▼

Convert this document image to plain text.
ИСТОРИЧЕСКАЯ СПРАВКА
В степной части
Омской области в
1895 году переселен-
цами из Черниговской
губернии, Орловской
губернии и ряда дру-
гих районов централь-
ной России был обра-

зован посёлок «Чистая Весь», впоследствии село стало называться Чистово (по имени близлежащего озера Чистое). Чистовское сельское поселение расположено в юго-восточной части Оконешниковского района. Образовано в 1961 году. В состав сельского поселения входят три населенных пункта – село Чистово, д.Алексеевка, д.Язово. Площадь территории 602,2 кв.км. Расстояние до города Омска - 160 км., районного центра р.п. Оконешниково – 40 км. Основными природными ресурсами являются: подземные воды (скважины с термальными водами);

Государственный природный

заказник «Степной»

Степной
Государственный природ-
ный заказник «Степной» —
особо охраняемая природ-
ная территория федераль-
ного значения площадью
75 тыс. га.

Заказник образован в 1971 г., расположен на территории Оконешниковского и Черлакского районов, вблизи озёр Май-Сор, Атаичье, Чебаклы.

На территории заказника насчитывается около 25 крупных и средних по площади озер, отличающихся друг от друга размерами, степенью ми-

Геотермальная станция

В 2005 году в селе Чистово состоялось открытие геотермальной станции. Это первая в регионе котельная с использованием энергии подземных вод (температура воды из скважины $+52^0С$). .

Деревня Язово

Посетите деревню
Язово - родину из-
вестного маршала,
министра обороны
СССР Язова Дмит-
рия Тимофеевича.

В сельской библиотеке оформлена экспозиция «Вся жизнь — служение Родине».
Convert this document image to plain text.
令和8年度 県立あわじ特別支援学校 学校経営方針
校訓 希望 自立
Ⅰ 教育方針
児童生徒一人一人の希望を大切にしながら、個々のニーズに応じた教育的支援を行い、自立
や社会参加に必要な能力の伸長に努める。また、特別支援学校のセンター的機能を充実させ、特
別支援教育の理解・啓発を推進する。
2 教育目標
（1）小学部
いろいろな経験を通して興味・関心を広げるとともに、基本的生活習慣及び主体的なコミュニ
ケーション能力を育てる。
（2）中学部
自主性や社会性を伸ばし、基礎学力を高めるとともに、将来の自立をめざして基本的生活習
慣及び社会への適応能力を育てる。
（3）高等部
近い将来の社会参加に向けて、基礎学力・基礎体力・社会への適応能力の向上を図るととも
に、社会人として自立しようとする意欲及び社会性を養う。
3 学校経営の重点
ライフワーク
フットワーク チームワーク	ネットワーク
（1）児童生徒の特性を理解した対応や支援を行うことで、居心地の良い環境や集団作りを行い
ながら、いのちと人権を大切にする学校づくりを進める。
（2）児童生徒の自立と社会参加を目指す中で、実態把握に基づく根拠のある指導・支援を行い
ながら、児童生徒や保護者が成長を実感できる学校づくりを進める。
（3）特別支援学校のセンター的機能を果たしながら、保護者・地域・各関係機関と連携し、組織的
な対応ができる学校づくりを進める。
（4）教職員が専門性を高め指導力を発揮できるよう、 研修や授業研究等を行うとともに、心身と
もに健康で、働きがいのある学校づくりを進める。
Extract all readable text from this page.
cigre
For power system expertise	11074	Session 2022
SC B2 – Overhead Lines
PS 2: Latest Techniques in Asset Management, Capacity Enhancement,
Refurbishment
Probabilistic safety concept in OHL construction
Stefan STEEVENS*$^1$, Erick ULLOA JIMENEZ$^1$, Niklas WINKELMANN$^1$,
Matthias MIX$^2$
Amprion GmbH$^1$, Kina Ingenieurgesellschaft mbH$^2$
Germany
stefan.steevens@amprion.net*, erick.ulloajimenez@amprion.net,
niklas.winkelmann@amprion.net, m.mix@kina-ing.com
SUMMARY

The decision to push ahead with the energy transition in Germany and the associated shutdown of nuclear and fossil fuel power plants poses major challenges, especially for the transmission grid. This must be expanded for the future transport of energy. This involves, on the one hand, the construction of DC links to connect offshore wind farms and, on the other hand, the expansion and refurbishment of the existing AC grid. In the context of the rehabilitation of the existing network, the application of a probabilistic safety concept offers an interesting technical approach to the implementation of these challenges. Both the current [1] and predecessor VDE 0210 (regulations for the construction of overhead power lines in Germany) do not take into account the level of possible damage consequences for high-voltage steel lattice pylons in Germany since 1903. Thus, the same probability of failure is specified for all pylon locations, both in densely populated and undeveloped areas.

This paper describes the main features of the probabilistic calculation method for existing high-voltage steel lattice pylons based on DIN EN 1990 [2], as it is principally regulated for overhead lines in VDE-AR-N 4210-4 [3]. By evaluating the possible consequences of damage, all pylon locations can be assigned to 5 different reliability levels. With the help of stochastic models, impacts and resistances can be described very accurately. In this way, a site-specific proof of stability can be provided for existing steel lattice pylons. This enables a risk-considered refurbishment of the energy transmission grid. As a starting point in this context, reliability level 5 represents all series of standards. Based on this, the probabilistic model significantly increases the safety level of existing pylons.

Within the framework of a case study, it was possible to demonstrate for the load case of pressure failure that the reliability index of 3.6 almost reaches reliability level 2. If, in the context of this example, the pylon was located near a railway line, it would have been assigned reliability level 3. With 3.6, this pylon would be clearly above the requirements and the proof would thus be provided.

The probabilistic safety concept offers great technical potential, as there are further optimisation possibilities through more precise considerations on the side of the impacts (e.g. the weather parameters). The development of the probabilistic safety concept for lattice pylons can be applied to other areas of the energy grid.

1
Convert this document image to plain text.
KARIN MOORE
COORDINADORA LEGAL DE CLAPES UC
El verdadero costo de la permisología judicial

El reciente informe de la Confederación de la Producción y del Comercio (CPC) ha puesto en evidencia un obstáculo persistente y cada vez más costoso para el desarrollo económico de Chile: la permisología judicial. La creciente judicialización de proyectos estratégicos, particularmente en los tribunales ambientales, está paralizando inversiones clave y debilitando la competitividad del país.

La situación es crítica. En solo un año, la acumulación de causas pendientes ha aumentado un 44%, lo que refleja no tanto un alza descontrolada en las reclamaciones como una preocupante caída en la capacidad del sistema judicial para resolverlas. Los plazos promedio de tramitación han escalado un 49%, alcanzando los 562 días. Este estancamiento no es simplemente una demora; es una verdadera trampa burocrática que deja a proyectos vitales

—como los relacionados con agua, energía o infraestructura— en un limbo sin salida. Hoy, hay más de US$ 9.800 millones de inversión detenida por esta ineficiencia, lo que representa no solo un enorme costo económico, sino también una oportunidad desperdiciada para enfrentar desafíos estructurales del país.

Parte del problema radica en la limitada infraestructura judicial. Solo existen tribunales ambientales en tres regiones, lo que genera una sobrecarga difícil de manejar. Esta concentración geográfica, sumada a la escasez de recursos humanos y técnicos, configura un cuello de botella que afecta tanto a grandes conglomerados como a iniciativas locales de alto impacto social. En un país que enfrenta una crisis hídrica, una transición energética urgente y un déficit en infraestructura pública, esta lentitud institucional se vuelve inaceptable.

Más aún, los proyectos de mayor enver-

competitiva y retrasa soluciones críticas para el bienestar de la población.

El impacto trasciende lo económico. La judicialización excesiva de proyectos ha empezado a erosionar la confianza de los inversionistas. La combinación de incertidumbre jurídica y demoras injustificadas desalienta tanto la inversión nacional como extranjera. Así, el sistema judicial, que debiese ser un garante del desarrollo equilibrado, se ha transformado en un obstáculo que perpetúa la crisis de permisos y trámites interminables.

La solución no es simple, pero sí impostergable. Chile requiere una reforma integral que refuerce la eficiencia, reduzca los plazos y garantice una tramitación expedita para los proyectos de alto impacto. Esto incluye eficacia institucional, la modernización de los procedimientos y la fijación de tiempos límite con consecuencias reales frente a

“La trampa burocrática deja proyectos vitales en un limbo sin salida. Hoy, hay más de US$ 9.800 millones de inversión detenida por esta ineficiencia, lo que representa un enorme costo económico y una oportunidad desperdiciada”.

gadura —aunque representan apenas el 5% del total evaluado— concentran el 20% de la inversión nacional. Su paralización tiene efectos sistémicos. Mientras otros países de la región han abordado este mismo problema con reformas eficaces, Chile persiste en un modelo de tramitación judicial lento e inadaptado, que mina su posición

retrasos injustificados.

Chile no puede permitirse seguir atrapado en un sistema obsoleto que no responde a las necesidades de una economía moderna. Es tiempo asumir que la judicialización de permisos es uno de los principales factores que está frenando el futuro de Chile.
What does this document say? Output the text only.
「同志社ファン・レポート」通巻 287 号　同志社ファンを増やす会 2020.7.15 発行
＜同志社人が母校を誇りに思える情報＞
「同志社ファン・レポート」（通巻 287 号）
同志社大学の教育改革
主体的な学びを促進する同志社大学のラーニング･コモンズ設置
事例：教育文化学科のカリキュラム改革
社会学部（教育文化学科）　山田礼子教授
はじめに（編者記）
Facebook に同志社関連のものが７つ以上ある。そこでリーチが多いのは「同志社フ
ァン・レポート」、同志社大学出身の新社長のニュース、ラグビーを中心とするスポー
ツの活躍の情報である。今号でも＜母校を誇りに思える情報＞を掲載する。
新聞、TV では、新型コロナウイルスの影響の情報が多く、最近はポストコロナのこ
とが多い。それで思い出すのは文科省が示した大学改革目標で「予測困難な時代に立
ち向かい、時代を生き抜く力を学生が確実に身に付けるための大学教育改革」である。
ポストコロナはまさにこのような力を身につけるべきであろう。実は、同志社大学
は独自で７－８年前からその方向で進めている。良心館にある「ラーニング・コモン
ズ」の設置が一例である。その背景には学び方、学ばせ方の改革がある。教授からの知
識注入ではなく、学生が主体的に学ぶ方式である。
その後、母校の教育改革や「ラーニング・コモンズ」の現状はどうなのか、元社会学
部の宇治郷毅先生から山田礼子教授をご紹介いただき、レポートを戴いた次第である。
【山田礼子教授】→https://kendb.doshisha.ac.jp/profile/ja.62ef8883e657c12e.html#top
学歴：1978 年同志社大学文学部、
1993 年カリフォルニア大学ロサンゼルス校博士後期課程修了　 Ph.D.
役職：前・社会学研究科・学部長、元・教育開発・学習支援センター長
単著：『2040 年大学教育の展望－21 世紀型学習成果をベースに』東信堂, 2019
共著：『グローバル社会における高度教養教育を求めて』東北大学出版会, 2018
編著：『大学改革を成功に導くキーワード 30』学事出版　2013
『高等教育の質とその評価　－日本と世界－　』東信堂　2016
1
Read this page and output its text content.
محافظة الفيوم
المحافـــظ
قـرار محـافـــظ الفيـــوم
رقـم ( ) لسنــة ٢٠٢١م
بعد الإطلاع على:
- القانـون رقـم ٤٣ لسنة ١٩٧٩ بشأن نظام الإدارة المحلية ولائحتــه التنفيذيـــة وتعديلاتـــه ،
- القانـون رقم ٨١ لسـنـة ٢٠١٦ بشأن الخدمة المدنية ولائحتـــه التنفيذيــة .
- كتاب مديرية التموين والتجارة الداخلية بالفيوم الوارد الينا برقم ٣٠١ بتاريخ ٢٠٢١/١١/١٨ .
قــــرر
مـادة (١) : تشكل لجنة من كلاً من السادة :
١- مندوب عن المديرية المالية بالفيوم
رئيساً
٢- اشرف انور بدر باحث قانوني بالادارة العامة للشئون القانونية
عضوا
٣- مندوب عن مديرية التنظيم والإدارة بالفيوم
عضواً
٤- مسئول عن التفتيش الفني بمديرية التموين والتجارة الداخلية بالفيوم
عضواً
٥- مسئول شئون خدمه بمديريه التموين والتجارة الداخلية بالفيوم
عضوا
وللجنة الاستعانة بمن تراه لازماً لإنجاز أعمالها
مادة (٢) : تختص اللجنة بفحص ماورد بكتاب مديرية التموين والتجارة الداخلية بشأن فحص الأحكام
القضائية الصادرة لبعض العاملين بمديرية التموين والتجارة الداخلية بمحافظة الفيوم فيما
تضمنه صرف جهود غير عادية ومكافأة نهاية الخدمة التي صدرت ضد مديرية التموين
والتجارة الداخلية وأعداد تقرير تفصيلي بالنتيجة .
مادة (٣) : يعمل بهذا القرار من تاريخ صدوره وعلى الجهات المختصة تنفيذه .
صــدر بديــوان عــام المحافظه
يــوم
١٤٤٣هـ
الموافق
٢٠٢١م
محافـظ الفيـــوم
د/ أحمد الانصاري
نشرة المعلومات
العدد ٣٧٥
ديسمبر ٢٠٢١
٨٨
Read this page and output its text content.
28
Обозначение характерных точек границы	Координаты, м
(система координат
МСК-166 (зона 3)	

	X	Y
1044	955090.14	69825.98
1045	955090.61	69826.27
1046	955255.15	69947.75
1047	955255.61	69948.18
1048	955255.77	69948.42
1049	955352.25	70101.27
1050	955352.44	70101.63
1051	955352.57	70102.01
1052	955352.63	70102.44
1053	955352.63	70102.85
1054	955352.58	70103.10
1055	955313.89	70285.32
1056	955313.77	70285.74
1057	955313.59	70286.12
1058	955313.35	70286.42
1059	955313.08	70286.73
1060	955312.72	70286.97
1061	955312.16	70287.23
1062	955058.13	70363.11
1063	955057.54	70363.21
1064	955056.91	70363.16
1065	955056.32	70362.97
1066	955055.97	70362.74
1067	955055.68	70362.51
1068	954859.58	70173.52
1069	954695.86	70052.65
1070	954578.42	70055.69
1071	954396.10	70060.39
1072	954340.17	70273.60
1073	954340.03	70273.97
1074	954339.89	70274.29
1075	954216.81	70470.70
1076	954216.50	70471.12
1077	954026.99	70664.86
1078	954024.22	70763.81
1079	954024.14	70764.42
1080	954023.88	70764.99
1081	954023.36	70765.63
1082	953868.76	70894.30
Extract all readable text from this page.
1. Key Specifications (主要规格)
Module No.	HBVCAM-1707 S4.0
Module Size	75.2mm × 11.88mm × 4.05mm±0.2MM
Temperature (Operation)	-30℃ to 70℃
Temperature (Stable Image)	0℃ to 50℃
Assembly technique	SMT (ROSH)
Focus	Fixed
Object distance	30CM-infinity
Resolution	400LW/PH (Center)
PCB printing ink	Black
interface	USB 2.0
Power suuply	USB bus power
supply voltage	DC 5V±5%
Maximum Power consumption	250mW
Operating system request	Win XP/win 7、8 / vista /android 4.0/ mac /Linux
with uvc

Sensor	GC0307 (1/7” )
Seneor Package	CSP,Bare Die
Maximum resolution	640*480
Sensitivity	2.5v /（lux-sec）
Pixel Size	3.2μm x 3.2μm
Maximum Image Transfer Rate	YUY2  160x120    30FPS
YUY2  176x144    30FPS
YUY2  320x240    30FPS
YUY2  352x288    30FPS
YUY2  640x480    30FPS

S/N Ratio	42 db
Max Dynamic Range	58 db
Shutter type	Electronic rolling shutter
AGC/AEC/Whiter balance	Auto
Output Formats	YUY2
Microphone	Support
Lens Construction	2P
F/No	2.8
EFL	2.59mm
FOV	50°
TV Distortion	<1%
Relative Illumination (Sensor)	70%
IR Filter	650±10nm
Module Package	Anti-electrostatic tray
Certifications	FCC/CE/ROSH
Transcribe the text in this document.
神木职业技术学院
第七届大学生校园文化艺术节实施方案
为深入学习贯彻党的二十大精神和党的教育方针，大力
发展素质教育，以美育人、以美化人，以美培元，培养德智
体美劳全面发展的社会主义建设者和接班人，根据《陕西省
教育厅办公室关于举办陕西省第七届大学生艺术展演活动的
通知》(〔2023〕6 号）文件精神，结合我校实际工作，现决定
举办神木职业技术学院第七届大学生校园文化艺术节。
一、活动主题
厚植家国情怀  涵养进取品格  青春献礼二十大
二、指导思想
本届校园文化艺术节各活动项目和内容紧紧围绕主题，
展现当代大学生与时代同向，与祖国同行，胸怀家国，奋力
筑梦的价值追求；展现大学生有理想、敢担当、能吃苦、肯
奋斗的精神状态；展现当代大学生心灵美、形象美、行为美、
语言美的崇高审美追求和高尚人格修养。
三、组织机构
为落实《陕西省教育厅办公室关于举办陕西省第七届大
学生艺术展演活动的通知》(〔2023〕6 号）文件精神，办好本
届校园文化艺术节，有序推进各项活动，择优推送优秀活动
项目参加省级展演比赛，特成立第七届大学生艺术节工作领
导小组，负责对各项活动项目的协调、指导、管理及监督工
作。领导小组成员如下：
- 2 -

▲

▶ [What needs to be done]
Which lines hold the string "Temperature"? Copy all of them from the data above.

▶ [Final result]
Temperature (Operation)	-30℃ to 70℃
Temperature (Stable Image)	0℃ to 50℃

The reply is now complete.